▶ Problema breve 1:
Responde brevemente con datos del texto sobre la cafetería Naples´s Pizza:
(a) ¿Qué se leía en la matrícula del Rolls-Royce del rector?
(b) ¿A qué departamento pertenecía Jim Baker?
(c) ¿Quiénes eran la mayoría de los asistentes a la cafetería?
▶ Problema breve 2: Continúa el texto sobre la cafetería Naples´s Pizza y la vida universitaria a partir de su última frase.

Opinión

Memorias desgajadas

La cafetería Naples´s Pizza era muy frecuentada a la hora de tomar un café o una fracción de piza antes de una clase o al salir de ella. Estaba muy cerca del Departamento y no lejos del rectorado de la Universidad. Por la zona se veía con frecuencia al rector David Brewster, que terminó de embajador en el Reino Unido, conduciendo su Rolls- Royce en cuya matrícula se leía en letras azules YALE. Fue el donativo de un ricachón, forofo de su Alma Mater. La cafetería siempre estaba concurrida y animada. La mayoría de los asistentes eran estudiantes de posgrado y, de vez en cuando, de algún profesor. Mi amigo, Jim Baker, del Departamento de Literatura Comparada, sumamente generoso y atento, era el asistente de investigación (Research Assistant) de varios profesores de su departamento. Les recogía libros de la biblioteca, anotaba entradas bibliográficas, les servía fotocopias, leía sus manuscrito y corregía erratas. La obsesión por publicar, por sacar un libro tras otro, era sintomática. Suponía no tan solo sustanciosos incrementos en los salarios y ascenso de rango pero también la posibilidad de obtener una cátedra honorífica, que se alimentaba con donaciones de antiguos alumnos, o de becas que ofrecían las grandes corporaciones: Ford Foundation, Mellon, Rockefeller, Carnegie, MacCarthur, National Endowment for the Humanities). Les permitía contar con un dinero adicional para ayudas de investigación, viajes a congresos, compra de libros, gastos de servicios auxiliares y la ayuda de un asistente, que se especializaba en el campo de investigación del profesor al que estaba asignado.

▶ Información proporcionada:
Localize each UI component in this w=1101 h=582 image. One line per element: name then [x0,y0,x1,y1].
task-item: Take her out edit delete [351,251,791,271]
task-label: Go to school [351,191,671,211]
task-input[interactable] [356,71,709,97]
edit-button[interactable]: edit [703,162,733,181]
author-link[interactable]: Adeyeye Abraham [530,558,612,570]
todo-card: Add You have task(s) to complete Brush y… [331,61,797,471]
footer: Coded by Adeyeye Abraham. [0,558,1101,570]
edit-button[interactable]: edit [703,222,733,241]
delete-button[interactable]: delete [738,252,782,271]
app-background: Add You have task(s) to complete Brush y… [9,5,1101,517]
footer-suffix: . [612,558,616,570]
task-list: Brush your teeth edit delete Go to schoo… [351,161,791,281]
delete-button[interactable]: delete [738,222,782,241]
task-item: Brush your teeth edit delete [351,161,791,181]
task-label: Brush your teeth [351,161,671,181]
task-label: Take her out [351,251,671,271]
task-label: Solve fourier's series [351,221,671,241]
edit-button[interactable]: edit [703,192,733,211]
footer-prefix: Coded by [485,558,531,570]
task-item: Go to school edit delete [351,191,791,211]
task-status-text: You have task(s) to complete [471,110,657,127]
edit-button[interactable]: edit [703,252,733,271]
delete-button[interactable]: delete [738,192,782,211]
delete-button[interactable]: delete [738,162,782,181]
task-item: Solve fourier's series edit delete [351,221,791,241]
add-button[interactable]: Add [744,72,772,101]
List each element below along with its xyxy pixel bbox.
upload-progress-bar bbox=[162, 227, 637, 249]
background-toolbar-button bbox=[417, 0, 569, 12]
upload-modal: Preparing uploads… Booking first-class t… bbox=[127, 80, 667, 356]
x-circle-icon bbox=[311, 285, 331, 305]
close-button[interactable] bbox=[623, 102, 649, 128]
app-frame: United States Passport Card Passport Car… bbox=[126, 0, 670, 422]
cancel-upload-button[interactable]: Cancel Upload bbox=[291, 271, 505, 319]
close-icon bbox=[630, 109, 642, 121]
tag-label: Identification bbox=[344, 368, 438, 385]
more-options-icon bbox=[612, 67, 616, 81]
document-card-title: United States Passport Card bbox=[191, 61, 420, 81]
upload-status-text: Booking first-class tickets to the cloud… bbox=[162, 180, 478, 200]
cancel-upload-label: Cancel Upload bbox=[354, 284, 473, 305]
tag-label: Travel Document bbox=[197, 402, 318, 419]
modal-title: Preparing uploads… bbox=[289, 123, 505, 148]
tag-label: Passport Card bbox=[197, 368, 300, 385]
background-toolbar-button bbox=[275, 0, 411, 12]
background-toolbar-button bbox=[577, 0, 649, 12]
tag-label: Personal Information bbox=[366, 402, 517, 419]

▶ Respuesta del ejercicio 1:
(a) YALE, en letras azules.
(b) Al Departamento de Literatura Comparada.
(c) Estudiantes de posgrado.

▶ Respuesta del ejercicio 2:
La cátedra mejor remunerada y más prestigiosa, la Sterling Professorship. René Wellek, uno de los profesores más distinguidos en Humanidades, había obtenido tal nombramiento; también William Wimsatt, el autor de una voluminosa historia de crítica literaria y de varios libros pioneros que asentaron en Yale, entre 1940 y 1950, los conceptos básicos de los New Critics, un formalismo avant la lettre que había desplazado los enfoques previos de la estilística. Jim me presentó a Wimsatt tomando un café. De gran estatura, era como el Polifemo de la sabiduría académica. Gafas con marco de nácar marrón, gruesas lentes, mirar profundo, a veces distraído, manos alargadas y enormes zapatos. Se interesó brevemente por mi origen. Me confesó que en sus años mozos también había sido instructor de inglés en un colegio privado de la zona, del que guardaba gratos recuerdos. Su corpulencia iba acompasada con su aguda mente. Sureño, católico, se confesaba aristotélico, con aires de tomista recalcitrante. Había impuesto un método de lectura y creado un grupo de seguidores que, buscando aires nuevos, hicieron brecha con la llegada del estructuralismo y aún más, con las polémicas teorías de la deconstrucción.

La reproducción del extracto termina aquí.